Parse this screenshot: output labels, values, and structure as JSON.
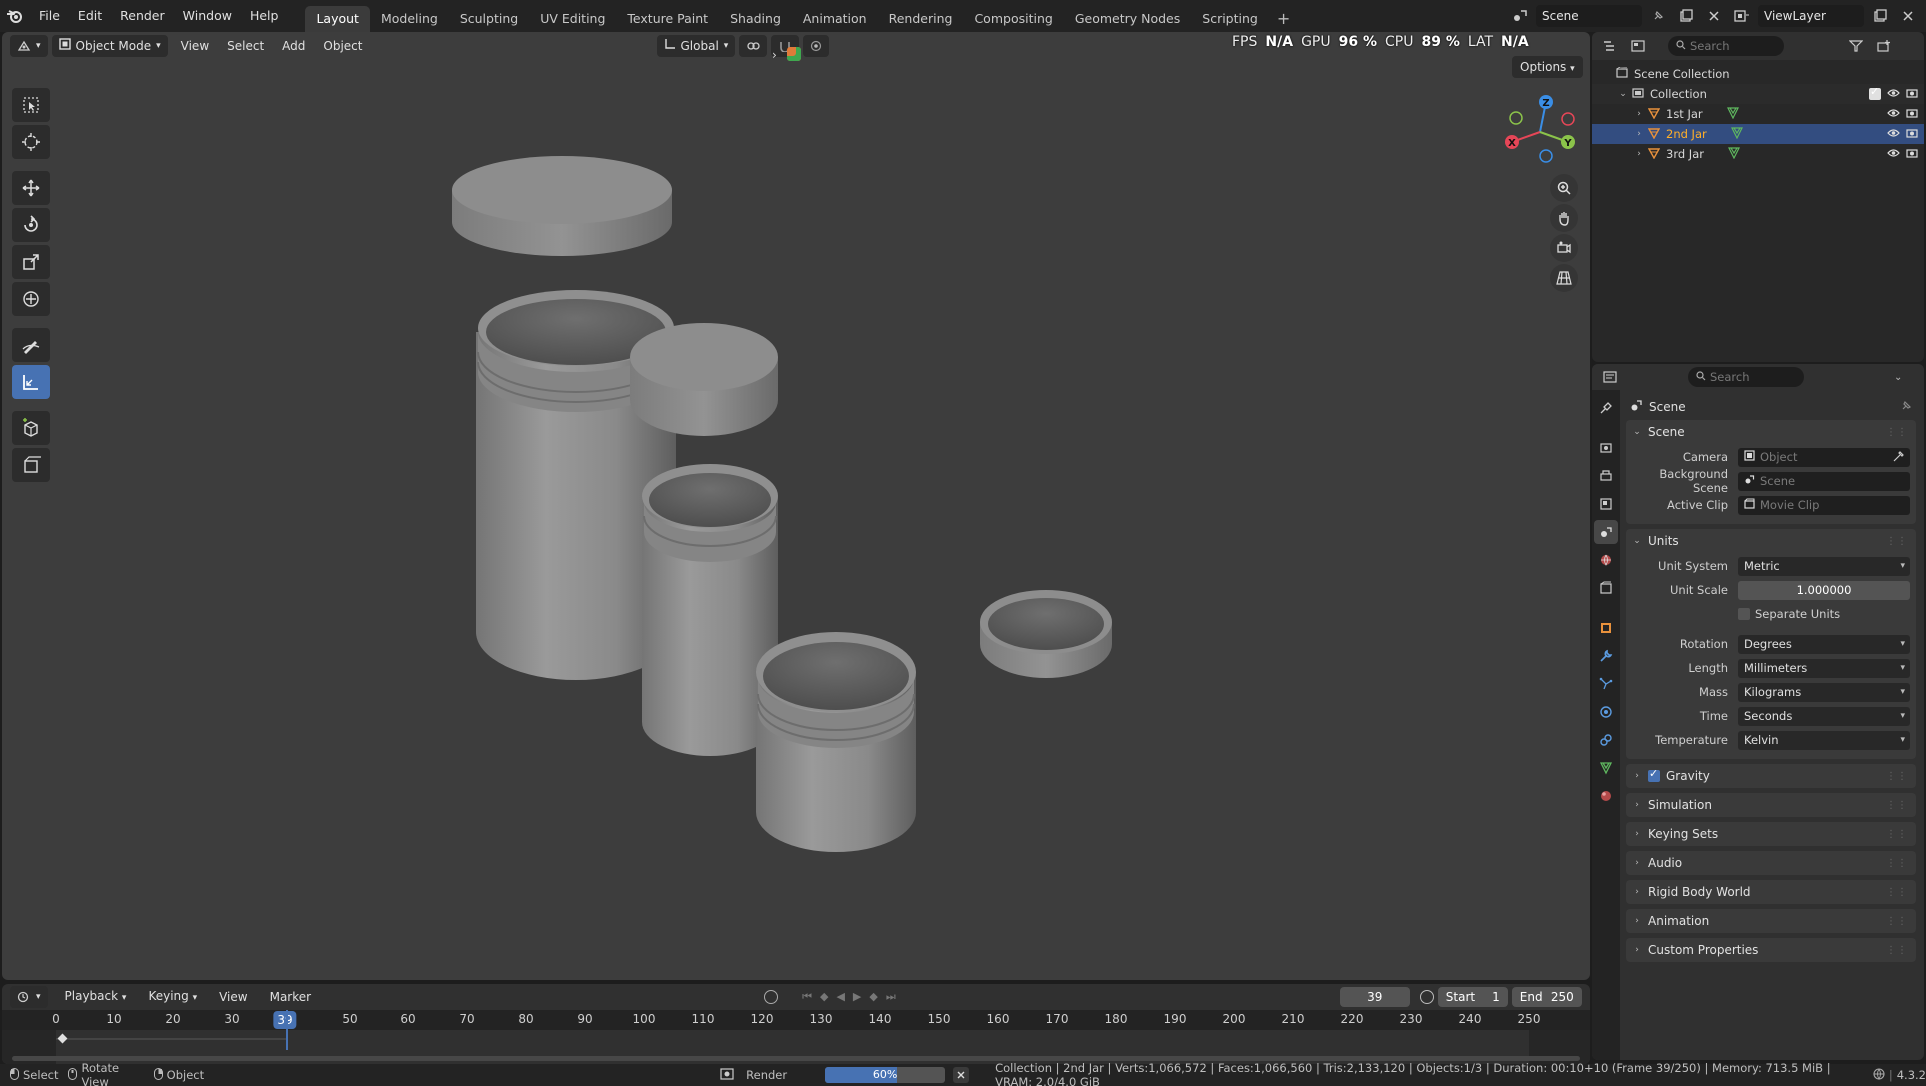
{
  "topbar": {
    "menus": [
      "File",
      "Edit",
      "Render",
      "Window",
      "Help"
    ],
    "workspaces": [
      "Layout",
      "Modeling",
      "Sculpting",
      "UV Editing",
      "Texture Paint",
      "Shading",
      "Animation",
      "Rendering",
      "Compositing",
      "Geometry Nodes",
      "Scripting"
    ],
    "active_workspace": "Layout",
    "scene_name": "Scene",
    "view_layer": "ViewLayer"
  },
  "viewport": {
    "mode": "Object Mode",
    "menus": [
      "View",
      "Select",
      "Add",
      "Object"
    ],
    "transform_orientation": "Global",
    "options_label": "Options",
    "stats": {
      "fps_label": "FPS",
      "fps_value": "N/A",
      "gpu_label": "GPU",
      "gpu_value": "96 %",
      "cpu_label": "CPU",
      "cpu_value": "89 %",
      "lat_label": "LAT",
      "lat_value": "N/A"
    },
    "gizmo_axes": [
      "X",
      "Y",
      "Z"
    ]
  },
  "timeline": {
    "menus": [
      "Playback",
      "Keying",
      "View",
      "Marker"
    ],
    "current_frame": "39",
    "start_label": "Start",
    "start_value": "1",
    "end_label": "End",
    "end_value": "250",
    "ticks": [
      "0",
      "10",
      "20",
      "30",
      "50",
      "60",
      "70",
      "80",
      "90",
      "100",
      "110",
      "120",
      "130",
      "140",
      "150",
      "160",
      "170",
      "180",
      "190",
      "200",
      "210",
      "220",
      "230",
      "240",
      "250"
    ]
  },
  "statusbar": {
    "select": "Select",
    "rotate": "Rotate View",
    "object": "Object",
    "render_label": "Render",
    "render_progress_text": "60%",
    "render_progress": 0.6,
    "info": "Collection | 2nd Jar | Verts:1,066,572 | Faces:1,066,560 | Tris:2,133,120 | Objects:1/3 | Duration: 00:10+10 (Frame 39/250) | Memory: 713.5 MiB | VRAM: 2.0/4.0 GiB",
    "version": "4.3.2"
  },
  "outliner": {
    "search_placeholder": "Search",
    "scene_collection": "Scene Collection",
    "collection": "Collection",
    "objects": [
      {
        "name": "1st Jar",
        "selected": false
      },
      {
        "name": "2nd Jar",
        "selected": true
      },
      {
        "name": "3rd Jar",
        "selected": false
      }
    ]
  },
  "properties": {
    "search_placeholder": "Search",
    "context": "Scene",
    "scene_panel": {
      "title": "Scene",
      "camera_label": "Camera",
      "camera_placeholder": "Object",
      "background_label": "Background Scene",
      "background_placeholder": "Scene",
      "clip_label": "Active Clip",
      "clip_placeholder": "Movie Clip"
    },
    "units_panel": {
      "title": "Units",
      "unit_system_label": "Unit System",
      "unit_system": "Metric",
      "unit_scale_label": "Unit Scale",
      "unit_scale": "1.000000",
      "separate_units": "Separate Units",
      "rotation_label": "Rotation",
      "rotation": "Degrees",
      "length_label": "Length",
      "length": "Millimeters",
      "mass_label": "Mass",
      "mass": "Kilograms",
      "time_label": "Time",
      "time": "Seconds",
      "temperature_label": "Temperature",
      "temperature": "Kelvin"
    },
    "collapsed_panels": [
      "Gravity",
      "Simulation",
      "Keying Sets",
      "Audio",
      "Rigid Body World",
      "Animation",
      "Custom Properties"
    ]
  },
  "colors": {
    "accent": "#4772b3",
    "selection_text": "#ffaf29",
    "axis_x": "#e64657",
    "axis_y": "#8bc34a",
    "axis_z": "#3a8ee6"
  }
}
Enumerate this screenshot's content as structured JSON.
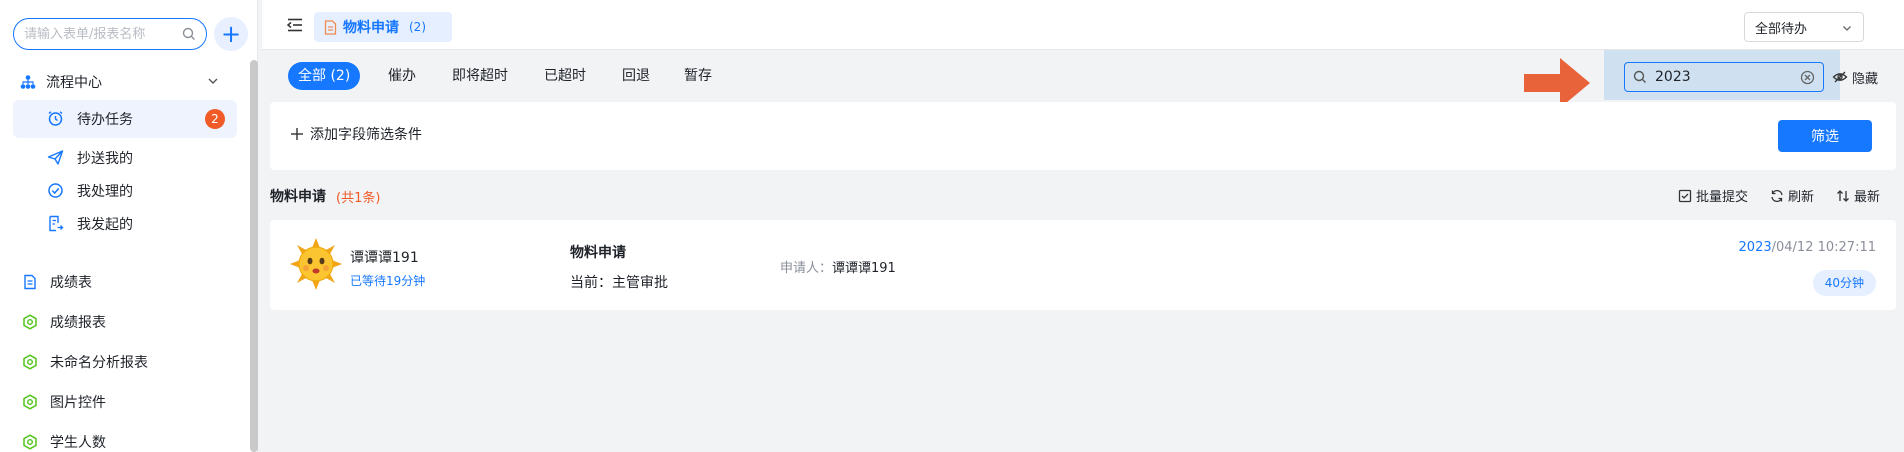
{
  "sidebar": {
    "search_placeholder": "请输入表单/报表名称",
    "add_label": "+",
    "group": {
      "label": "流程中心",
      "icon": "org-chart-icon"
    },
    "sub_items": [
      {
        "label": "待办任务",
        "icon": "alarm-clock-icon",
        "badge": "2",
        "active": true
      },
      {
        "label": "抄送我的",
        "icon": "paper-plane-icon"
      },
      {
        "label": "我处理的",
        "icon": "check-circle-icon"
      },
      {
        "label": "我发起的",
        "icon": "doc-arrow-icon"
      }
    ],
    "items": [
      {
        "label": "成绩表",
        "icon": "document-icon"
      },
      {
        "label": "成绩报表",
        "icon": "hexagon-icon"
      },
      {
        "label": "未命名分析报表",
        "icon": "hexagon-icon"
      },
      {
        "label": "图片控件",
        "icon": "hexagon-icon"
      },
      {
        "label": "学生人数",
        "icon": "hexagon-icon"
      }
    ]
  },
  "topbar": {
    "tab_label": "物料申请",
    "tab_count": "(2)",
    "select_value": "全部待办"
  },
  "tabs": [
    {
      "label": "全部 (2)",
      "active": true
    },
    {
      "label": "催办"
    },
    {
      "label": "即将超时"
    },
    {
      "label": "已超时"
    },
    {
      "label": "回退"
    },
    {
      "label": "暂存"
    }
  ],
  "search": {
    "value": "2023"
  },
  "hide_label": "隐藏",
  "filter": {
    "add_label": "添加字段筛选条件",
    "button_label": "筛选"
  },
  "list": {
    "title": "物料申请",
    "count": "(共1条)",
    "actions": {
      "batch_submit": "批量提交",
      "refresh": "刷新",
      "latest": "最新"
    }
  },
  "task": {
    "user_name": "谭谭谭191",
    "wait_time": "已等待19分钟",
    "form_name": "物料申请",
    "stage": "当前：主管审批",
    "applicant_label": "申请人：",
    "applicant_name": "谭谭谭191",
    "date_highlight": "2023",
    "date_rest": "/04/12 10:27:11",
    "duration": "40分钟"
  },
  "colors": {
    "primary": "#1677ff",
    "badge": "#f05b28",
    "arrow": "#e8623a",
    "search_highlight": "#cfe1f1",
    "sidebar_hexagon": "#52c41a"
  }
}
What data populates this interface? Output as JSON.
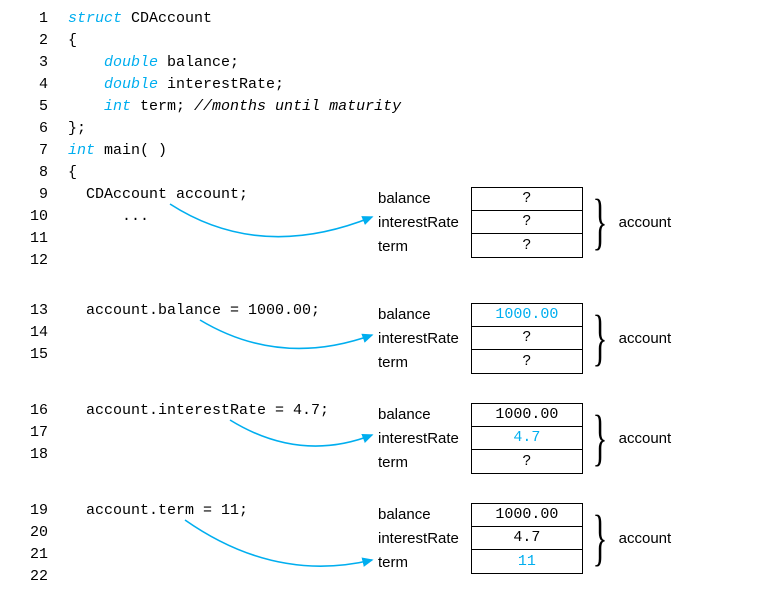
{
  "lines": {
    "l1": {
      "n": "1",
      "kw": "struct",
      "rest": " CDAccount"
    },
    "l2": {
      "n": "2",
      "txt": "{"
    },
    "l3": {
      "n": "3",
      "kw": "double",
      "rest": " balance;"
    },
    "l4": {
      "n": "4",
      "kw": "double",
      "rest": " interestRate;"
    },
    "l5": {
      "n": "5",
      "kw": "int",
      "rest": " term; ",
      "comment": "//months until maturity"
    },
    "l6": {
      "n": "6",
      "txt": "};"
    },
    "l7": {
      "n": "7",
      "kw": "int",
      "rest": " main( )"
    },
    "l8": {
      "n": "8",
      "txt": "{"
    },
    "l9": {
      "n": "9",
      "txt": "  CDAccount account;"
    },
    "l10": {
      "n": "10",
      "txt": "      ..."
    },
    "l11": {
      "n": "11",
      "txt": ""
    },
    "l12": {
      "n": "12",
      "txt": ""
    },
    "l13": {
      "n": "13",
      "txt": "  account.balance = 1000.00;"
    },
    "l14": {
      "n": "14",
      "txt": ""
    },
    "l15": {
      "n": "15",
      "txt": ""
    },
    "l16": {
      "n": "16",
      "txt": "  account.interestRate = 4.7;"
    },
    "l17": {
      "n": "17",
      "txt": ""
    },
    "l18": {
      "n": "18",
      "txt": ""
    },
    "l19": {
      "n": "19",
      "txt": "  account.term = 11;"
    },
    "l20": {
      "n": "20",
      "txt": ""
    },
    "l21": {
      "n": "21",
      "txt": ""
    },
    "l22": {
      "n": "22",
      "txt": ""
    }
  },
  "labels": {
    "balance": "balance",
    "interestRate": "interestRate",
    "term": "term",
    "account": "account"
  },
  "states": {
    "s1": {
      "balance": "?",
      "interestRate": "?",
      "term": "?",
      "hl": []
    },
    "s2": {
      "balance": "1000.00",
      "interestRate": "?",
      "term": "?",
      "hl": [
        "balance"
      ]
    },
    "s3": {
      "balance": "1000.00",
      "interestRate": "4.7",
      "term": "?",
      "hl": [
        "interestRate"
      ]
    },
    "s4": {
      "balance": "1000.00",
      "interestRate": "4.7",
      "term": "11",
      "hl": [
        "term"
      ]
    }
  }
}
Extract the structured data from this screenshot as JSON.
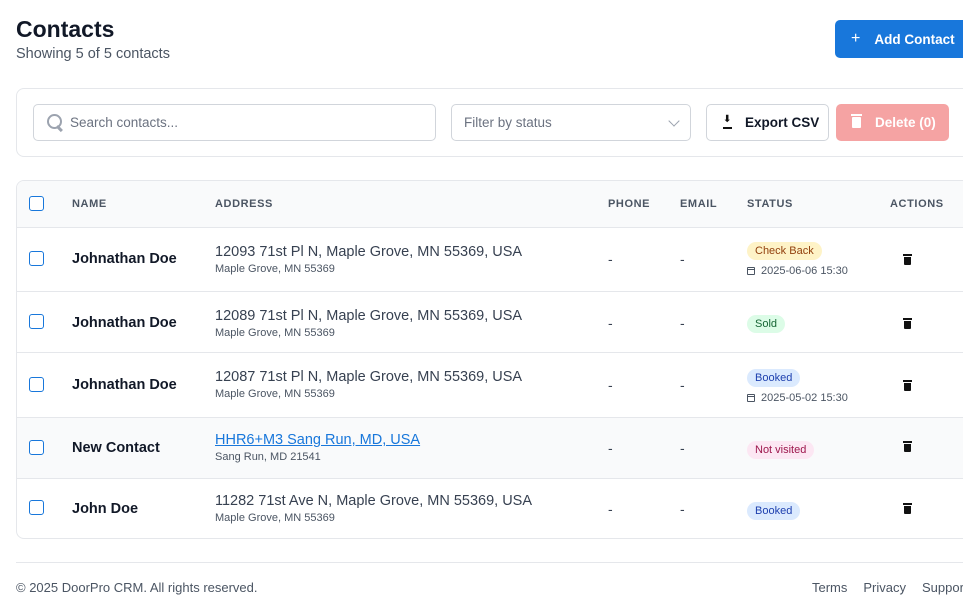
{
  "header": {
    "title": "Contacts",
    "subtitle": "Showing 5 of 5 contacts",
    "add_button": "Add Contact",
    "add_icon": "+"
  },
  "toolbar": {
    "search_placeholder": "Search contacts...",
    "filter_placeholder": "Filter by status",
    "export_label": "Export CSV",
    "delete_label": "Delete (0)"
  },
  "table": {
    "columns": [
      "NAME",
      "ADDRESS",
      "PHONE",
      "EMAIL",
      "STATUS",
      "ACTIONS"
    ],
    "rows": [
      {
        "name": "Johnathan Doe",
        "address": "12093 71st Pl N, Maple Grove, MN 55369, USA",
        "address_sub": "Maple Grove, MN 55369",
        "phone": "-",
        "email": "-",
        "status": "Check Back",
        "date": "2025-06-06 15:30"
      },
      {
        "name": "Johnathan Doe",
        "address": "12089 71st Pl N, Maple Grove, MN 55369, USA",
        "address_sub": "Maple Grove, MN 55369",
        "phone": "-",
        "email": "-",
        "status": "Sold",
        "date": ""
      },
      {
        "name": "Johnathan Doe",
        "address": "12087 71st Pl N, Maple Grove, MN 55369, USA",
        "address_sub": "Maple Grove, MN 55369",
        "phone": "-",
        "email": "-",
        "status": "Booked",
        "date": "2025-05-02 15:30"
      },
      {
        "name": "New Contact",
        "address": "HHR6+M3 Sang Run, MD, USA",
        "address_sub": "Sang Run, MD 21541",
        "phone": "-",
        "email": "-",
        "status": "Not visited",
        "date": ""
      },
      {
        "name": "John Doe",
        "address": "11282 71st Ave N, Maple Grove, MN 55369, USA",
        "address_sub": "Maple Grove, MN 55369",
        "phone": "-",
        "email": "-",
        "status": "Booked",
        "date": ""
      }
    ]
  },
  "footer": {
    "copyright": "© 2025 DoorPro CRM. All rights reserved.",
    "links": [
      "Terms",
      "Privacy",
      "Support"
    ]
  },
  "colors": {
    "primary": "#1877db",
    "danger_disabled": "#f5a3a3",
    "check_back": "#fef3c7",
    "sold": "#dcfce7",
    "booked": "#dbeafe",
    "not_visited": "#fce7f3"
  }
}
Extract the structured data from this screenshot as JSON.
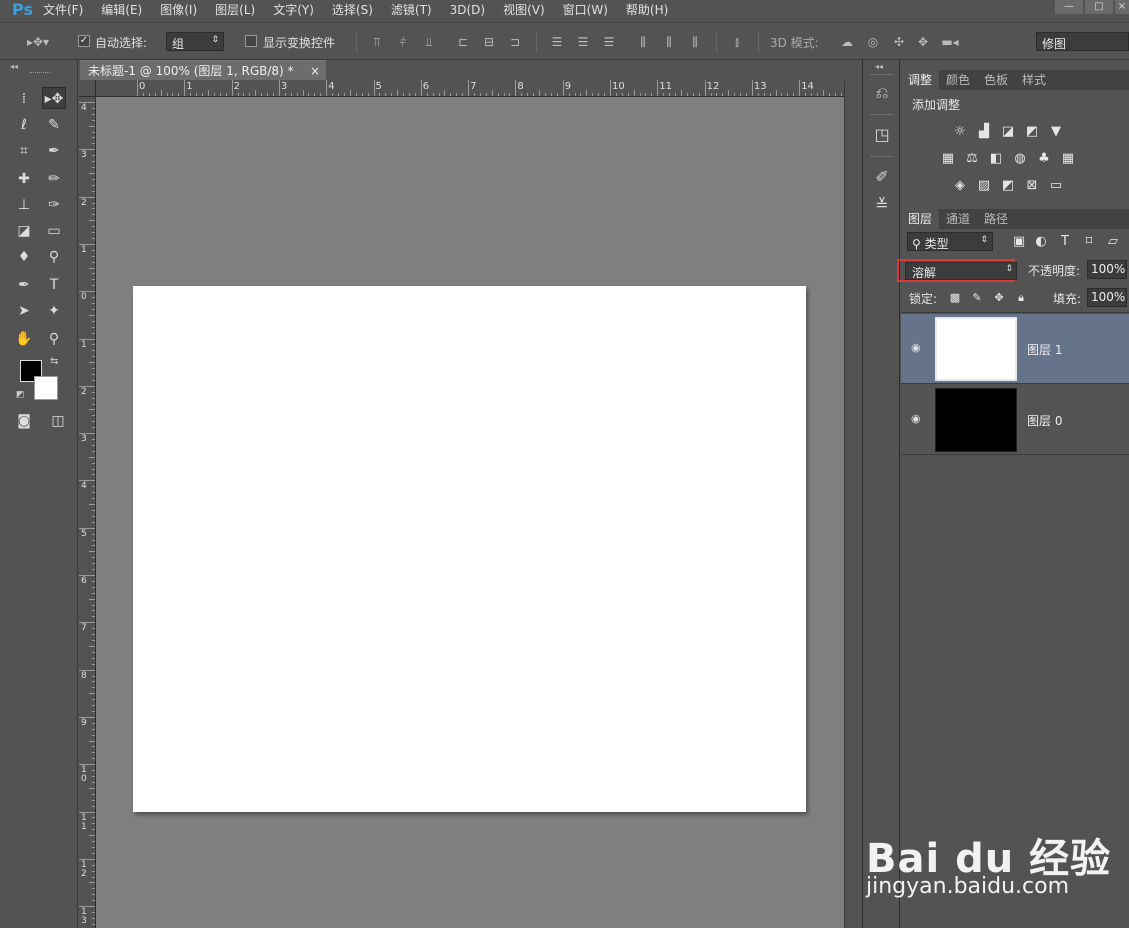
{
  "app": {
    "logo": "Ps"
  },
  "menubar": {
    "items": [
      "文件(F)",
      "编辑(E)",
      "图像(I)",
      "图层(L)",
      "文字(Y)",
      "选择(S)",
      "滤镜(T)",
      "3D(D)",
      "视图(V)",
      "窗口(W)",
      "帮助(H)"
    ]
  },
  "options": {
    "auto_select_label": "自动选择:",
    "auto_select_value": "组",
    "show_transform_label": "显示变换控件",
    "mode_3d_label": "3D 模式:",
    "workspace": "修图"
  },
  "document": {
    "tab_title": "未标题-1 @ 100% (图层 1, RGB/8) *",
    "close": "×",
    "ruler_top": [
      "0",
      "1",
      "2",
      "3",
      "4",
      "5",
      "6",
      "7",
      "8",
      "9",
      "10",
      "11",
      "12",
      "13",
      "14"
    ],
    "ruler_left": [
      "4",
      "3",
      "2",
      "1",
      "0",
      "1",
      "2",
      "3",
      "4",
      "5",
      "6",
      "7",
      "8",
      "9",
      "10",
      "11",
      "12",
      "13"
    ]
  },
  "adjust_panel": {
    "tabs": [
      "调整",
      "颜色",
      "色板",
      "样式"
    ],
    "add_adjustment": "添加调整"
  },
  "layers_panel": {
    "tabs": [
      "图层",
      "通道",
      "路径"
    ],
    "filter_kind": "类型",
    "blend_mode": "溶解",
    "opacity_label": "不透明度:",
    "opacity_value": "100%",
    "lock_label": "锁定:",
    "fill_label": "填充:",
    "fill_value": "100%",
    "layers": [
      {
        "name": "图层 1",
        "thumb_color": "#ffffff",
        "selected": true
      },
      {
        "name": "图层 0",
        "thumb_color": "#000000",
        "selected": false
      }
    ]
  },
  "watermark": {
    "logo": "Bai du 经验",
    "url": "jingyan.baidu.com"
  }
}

————————

* **Problem requirements**
Copy every line of the listing where the word "interestRate" appears.

* **Result**
      "rest": " interestRate;"
      "txt": "  account.interestRate = 4.7;"
    "interestRate": "interestRate",
      "interestRate": "?",
      "interestRate": "?",
      "interestRate": "4.7",
        "interestRate"
      "interestRate": "4.7",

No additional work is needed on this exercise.